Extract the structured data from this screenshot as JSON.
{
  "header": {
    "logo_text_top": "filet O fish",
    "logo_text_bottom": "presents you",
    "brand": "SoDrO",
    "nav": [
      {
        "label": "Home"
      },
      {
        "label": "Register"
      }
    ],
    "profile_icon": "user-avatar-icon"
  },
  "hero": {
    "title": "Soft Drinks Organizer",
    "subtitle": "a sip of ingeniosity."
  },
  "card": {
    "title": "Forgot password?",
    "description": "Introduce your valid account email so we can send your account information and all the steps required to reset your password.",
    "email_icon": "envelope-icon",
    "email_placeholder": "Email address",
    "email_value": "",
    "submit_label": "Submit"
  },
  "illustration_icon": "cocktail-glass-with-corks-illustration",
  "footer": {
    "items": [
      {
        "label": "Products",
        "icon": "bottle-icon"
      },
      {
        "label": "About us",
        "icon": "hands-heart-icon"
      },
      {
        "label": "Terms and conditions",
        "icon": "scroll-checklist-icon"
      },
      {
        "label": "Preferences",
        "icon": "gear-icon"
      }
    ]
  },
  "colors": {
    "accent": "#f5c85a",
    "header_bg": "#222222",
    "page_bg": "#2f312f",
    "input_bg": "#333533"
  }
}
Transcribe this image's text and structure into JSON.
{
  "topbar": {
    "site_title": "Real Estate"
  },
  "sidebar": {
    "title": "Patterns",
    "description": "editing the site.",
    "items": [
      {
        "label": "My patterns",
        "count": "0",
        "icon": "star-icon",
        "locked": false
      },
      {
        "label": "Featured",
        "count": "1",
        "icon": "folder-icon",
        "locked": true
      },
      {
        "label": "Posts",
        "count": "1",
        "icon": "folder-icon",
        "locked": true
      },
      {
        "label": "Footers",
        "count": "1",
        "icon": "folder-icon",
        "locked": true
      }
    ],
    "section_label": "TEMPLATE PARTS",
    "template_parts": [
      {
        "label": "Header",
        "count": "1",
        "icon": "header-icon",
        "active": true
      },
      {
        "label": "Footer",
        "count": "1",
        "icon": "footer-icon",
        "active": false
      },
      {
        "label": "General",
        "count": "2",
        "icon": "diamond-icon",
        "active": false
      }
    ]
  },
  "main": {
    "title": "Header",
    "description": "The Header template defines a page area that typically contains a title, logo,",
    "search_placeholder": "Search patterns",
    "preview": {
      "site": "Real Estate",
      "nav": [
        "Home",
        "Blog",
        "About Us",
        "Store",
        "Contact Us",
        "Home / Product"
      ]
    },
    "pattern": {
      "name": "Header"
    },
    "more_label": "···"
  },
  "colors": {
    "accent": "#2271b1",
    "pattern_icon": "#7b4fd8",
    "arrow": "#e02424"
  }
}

::::::::::

Look through the entries and find each line that has the string "Real". Copy those lines.

## [REPLY]
    "site_title": "Real Estate"
      "site": "Real Estate",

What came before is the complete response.